I am using version 4.7.25 in a replicated (1 master 1 slave) environment. I have a main thread that reads network requests and does db->get() or db->put() as appropriate. I have a second thread that calls txn_checkpoint every minute. During a checkpoint, my put() performance falls right away, with some puts taking over 16 seconds to complete (the checkpoint runs for about 50 seconds).When you do a checkpoint on the master, it causes a checkpoint to happen on the client as well. For most ack_policies, the master needs to wait for the client's checkpoint to consider its own checkpoint durable.
Is this expected? Does checkpointing lock the environment, database or many pages at once or is all caused by heavy disk IO?

Stored items from a collection
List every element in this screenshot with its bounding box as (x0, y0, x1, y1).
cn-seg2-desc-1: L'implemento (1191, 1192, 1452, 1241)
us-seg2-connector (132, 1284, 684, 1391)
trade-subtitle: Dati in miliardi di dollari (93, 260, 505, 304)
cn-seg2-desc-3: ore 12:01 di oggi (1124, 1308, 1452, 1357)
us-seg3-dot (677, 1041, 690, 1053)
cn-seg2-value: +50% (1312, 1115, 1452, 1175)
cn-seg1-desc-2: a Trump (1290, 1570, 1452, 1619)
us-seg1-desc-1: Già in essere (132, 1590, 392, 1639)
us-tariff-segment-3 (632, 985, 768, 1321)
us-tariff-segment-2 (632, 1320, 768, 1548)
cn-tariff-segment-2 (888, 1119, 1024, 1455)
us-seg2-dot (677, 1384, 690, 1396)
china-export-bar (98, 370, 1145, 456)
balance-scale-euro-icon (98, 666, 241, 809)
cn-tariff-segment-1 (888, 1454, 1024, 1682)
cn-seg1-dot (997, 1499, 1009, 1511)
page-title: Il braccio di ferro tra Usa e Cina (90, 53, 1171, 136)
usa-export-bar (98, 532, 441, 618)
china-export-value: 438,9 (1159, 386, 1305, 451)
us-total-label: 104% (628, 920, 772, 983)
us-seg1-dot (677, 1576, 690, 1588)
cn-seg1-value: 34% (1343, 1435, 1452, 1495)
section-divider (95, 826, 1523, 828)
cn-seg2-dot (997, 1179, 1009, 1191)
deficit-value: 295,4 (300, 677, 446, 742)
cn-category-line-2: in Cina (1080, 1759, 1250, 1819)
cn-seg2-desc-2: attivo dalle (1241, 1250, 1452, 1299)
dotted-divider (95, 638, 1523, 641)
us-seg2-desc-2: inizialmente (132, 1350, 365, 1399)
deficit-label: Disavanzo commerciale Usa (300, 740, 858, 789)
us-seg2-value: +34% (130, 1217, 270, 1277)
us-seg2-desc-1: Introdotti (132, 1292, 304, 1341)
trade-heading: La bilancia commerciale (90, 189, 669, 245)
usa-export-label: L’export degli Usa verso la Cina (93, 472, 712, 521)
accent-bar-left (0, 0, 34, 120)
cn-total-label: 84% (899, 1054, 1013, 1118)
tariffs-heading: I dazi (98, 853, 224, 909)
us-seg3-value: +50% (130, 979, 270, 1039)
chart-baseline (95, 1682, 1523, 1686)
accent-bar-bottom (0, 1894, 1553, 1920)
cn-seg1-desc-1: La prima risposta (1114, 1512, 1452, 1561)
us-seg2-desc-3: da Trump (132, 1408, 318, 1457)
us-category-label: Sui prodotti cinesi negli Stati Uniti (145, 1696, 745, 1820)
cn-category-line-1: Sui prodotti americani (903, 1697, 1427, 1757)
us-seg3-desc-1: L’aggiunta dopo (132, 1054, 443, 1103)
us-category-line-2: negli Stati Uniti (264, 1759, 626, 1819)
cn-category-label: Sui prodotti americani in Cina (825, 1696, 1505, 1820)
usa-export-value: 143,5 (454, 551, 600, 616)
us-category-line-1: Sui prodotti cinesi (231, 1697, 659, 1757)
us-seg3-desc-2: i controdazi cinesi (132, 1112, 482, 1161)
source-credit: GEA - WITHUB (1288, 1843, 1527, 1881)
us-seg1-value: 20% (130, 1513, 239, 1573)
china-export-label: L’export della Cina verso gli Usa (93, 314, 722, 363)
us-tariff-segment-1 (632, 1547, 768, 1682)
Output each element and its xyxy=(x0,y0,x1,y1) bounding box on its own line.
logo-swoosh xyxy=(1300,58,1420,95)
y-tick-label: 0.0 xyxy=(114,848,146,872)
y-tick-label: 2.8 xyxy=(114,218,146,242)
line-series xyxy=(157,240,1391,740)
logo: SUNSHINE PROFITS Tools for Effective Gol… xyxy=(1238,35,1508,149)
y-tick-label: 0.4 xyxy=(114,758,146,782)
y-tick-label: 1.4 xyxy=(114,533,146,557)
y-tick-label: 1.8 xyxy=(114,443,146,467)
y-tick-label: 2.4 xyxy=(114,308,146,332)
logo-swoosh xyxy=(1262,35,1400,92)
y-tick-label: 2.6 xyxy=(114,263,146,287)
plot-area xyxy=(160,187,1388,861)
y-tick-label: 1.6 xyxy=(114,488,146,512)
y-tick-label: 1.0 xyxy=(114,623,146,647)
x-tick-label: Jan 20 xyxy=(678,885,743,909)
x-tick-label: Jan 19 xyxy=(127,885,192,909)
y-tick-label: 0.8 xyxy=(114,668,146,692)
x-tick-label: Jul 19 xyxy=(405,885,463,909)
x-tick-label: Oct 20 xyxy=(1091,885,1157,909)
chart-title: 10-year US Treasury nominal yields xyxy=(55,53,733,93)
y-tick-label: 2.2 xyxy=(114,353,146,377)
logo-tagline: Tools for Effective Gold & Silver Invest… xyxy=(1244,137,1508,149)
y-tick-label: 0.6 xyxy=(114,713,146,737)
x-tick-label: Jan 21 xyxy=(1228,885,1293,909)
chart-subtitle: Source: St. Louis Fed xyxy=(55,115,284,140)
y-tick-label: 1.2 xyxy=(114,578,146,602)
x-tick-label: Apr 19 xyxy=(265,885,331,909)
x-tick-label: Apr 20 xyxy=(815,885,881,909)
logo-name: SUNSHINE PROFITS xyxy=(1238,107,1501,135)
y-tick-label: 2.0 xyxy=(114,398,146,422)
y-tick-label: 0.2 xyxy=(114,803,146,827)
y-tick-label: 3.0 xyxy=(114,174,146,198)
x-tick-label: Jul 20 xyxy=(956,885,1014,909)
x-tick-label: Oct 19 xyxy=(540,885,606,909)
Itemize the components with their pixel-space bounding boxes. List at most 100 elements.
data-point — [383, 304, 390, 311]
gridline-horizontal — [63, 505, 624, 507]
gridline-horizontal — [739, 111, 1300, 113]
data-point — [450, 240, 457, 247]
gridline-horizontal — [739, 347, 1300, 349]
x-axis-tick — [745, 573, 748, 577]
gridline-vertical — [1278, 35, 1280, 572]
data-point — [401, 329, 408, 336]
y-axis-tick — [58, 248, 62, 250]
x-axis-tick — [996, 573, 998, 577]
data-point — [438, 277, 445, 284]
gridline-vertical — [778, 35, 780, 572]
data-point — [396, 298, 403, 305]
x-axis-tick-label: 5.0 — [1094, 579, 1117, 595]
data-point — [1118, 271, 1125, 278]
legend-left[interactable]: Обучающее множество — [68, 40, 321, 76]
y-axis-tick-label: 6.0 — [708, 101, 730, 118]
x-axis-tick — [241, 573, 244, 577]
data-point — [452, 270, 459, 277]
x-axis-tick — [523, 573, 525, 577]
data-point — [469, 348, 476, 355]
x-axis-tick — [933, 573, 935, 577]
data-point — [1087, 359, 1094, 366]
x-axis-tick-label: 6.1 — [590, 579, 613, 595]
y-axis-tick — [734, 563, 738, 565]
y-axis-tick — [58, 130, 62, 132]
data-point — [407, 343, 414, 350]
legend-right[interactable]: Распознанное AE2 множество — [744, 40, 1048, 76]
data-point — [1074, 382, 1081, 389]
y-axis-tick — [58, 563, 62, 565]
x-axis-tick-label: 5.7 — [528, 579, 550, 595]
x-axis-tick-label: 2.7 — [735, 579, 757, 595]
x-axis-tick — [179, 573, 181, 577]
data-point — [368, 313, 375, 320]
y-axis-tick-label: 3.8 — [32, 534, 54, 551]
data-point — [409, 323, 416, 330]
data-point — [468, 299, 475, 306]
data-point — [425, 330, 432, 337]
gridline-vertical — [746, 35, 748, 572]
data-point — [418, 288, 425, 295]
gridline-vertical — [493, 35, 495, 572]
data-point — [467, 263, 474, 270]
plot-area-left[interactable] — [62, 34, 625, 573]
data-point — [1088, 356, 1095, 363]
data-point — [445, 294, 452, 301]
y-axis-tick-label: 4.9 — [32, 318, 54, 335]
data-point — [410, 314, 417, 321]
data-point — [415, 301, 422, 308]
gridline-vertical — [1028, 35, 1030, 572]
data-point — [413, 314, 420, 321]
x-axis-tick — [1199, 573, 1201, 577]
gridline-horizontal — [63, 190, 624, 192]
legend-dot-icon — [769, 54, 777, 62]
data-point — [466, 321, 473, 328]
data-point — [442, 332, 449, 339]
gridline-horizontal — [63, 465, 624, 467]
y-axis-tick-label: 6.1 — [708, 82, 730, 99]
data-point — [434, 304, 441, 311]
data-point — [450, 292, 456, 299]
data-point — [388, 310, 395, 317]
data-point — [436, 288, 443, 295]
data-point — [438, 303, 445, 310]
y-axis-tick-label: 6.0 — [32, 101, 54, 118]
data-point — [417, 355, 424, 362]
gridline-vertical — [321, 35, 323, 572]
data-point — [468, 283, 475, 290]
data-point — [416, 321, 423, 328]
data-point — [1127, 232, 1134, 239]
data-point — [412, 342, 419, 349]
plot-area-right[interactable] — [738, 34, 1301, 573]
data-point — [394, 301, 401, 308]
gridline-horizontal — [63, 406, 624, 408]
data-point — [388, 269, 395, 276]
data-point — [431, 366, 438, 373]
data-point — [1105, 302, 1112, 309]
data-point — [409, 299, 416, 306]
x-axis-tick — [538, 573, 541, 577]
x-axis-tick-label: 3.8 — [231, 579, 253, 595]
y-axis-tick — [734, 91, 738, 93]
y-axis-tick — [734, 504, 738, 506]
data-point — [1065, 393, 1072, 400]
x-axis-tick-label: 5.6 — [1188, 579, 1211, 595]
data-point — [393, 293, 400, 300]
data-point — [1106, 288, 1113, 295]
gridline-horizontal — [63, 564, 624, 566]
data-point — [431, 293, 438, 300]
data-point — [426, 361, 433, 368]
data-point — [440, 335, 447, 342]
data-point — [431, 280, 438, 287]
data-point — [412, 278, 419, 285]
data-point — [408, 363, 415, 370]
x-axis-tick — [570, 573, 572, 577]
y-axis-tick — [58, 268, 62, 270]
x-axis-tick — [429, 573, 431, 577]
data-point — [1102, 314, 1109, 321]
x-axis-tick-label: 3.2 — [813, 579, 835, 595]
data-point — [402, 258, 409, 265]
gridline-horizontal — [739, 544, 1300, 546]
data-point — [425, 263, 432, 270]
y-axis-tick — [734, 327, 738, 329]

What needs to be done
According to the forum post on checkpointing, what happens on the client when a checkpoint is done on the master?

Correct result
A checkpoint happens on the client as well.